● Exercise brief: Which lines hold the word "only"? Copy each of them from the material.

● Input material:
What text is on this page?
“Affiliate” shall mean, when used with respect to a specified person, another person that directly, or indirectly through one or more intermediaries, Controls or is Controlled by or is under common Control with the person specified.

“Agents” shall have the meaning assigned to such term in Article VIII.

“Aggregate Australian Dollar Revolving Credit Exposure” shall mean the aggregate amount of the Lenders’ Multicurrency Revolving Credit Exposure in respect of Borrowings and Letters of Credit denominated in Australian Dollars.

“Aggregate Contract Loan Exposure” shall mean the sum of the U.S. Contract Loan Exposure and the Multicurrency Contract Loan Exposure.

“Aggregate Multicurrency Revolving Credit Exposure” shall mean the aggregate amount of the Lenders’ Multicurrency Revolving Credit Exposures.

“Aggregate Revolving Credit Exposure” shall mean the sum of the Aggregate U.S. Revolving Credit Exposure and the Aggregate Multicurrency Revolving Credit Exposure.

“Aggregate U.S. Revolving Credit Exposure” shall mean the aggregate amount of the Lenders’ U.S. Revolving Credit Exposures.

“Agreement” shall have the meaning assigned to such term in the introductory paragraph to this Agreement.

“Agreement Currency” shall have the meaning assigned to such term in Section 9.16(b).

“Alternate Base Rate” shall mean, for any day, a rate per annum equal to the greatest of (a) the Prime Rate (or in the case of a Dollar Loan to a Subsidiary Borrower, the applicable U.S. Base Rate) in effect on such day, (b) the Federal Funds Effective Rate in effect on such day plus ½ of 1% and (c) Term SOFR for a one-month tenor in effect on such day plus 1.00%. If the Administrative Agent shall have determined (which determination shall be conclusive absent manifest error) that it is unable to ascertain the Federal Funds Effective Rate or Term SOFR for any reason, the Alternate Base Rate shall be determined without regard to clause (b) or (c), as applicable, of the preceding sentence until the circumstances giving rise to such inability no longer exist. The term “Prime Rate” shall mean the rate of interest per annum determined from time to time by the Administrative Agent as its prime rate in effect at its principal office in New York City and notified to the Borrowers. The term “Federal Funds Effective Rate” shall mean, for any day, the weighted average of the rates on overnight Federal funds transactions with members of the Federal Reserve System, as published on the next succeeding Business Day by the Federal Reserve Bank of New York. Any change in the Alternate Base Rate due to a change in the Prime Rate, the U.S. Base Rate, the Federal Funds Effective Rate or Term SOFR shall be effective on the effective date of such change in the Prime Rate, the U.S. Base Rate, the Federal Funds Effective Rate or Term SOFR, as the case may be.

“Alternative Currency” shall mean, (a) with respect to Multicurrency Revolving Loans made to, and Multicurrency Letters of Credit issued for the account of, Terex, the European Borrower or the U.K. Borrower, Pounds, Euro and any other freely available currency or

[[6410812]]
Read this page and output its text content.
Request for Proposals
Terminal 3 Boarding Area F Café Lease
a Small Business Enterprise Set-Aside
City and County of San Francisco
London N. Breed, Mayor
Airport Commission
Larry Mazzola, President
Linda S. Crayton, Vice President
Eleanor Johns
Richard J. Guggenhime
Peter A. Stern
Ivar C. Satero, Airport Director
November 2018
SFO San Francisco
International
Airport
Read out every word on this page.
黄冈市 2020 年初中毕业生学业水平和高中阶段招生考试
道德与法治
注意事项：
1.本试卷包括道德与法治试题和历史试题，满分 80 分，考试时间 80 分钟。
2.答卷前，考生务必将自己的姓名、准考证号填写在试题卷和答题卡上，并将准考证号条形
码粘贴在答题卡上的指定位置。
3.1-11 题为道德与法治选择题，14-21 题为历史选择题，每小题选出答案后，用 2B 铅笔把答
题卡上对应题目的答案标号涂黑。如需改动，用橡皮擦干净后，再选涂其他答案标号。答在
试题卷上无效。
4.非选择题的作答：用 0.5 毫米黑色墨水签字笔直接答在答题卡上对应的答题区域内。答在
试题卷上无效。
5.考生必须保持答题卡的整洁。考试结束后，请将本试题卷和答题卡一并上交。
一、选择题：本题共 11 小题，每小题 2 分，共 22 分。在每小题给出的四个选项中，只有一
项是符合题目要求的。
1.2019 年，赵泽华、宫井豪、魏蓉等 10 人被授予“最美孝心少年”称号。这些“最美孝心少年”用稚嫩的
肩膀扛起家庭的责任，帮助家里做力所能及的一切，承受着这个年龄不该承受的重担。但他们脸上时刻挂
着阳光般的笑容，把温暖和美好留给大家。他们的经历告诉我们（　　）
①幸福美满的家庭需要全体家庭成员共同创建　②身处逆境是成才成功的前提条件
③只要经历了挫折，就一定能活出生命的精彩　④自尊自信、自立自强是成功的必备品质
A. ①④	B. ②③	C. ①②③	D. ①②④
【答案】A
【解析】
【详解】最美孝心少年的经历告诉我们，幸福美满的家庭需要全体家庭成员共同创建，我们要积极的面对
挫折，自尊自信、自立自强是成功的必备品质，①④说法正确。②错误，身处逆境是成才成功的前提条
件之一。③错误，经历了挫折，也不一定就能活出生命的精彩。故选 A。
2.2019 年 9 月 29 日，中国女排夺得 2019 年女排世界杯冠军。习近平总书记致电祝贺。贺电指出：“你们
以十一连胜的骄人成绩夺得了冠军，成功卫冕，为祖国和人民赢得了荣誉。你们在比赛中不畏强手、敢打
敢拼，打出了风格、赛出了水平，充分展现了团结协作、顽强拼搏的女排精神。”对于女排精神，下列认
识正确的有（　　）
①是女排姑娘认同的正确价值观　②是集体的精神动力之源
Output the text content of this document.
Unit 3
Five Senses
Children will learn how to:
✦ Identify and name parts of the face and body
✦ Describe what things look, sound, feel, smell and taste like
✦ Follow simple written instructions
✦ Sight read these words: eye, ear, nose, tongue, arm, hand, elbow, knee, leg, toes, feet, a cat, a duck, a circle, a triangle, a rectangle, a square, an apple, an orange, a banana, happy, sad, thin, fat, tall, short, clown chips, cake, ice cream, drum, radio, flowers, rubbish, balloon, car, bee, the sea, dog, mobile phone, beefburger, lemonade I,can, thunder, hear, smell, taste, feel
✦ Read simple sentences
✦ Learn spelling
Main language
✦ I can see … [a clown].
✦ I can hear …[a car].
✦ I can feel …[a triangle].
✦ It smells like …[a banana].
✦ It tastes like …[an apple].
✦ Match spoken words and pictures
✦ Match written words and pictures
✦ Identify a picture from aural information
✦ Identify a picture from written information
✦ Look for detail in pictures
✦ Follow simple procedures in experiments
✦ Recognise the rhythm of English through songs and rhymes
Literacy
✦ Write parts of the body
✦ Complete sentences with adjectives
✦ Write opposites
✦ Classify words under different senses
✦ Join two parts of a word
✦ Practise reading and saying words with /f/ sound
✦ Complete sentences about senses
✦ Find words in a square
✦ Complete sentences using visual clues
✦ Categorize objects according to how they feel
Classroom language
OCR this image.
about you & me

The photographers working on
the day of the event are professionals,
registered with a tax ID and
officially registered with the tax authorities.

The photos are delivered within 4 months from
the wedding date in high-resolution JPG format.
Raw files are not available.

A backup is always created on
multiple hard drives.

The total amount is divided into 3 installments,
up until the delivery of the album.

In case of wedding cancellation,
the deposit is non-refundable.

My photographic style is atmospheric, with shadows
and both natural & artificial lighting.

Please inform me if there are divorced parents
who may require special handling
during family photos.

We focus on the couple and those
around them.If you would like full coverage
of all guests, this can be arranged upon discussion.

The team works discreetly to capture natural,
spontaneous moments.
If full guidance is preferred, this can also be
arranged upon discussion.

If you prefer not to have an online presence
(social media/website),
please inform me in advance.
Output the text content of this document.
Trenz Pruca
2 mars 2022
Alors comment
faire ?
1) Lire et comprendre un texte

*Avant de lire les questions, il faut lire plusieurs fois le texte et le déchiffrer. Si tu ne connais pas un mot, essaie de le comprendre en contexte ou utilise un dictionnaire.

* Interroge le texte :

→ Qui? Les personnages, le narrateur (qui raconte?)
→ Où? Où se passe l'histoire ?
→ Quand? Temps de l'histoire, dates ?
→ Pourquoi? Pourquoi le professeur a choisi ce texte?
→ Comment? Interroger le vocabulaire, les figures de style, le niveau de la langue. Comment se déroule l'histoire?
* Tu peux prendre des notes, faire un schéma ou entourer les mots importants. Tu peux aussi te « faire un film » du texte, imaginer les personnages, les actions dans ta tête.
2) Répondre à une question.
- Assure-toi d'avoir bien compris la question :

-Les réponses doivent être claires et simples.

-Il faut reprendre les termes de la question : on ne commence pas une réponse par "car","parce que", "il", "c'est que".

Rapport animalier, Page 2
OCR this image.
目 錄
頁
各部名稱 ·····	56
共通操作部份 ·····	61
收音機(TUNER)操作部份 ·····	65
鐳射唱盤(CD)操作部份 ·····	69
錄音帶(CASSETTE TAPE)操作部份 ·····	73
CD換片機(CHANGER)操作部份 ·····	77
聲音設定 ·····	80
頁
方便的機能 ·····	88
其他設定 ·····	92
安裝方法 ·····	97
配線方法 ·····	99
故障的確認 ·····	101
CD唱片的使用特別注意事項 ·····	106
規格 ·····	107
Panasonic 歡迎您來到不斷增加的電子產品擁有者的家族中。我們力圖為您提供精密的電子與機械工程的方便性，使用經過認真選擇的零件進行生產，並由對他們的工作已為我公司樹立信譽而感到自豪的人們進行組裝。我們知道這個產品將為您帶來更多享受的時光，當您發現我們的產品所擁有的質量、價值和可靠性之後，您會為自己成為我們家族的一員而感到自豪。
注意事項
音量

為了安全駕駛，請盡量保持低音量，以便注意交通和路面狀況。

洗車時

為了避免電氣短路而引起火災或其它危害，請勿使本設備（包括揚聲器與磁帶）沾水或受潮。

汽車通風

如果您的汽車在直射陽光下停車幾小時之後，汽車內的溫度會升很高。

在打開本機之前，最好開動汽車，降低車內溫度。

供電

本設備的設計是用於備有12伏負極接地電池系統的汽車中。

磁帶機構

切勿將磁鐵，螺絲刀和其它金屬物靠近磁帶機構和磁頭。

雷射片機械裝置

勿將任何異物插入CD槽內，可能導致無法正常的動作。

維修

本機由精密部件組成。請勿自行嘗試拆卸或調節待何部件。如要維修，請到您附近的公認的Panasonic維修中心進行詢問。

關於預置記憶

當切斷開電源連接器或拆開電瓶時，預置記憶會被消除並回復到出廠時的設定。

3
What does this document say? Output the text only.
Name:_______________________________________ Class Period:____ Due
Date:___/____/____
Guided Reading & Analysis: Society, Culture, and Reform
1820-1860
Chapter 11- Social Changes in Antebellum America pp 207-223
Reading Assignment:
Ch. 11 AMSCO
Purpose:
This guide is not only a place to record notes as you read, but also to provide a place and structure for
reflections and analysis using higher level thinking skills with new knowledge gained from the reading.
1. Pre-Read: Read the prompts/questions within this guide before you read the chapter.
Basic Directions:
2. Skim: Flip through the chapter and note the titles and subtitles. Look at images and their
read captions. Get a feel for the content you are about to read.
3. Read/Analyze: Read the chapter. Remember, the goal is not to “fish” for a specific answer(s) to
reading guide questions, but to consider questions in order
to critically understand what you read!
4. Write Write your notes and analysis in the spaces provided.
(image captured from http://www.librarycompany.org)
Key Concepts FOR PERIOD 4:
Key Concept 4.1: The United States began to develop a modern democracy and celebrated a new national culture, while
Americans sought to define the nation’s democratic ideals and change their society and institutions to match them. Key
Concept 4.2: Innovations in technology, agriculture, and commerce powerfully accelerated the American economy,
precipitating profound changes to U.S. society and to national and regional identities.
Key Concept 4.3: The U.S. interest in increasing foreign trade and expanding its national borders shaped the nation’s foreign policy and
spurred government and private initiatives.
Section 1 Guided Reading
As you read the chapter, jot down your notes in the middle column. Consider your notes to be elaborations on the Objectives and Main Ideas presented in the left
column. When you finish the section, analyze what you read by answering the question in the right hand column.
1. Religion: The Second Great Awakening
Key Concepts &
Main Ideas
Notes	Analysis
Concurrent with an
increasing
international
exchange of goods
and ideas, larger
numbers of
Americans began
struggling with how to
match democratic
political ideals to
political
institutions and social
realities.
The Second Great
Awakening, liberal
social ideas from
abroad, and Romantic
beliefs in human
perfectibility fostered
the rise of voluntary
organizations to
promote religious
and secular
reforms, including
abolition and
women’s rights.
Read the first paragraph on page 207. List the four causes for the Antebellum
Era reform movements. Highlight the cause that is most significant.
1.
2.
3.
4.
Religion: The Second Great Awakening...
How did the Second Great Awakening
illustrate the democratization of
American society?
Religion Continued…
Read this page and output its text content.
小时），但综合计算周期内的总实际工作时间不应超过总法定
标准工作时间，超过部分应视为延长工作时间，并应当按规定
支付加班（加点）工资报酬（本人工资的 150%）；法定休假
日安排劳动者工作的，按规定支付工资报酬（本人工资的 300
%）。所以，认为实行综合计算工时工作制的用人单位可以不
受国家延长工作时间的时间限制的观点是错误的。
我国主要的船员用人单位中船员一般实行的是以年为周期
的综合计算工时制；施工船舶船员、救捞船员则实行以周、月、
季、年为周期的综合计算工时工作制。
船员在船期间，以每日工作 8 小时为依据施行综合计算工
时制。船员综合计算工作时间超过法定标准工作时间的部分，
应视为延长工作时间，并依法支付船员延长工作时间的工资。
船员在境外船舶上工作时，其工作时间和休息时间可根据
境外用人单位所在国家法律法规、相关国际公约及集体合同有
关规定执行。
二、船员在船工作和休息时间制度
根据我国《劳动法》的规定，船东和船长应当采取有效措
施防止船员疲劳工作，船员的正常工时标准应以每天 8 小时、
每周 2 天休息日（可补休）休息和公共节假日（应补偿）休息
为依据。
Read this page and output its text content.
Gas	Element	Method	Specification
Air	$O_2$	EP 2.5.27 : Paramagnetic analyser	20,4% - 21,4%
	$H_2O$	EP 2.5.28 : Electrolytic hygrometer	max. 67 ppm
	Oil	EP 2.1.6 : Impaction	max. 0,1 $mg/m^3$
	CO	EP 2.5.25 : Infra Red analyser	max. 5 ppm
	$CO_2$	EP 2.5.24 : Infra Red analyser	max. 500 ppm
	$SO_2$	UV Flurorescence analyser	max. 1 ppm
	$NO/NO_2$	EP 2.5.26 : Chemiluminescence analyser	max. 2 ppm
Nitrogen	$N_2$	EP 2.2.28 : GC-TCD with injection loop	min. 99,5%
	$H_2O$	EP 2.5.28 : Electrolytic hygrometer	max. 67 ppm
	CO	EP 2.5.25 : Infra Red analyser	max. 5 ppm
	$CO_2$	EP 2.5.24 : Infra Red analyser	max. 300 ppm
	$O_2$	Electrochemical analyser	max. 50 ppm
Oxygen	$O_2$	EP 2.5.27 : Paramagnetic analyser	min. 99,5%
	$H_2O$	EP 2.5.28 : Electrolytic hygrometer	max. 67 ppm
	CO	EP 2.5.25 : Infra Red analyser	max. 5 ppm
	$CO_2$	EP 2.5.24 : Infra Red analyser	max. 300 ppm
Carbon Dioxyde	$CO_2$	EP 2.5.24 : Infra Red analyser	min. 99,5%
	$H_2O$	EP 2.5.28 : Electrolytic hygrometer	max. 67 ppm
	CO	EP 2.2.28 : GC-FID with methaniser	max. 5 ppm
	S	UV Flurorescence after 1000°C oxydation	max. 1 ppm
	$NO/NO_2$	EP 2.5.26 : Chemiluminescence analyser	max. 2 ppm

● Exercise answer:
What does this document say? Output the text only.
This guide is not only a place to record notes as you read, but also to provide a place and structure for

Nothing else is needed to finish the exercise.